- [Description of the task]:
Count, in the entries below, the lines in which "Intent" occurs. Give the number, nothing more.

- [Dataset rows]:
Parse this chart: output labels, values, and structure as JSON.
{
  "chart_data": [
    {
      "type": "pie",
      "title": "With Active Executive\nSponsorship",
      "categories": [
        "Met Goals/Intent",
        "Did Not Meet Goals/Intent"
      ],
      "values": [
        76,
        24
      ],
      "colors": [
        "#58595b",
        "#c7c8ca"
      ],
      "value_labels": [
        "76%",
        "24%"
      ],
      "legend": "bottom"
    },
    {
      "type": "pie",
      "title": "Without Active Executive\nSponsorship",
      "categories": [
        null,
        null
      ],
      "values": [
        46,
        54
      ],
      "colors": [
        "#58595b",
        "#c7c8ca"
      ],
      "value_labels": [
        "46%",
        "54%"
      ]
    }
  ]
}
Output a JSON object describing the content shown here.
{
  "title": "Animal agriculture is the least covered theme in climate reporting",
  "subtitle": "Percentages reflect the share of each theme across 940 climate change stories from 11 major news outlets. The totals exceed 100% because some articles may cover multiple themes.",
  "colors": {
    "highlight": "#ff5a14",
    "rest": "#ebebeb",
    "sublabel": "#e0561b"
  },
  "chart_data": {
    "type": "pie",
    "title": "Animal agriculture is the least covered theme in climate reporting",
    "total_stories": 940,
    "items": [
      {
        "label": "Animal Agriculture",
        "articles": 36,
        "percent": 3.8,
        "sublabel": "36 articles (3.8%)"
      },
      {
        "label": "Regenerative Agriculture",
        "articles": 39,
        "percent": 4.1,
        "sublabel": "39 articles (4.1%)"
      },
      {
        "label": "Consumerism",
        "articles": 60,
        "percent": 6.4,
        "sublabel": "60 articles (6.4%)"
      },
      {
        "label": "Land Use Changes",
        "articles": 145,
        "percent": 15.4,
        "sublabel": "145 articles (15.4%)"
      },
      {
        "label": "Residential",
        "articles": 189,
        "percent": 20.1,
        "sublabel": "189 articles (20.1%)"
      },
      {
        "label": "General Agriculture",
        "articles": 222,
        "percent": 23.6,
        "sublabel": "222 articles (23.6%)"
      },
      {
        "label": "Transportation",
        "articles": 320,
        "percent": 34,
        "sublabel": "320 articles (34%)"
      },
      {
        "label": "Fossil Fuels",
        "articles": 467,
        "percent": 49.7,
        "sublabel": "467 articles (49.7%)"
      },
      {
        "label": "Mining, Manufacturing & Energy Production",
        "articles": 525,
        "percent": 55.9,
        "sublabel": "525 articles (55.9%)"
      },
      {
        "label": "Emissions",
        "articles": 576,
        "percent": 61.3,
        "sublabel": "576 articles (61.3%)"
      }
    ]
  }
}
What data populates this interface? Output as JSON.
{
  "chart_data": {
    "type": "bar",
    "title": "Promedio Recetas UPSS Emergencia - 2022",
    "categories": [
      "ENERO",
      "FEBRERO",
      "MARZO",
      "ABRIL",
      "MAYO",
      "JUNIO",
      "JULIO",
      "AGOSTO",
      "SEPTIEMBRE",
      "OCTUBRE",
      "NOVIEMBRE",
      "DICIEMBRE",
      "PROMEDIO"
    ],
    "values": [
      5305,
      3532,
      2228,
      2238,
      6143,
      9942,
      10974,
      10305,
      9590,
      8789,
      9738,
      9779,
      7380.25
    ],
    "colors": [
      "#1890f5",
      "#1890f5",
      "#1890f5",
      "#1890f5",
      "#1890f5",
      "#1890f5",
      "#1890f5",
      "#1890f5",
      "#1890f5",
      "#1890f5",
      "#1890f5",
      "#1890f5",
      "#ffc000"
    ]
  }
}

- [Answer to the problem]:
2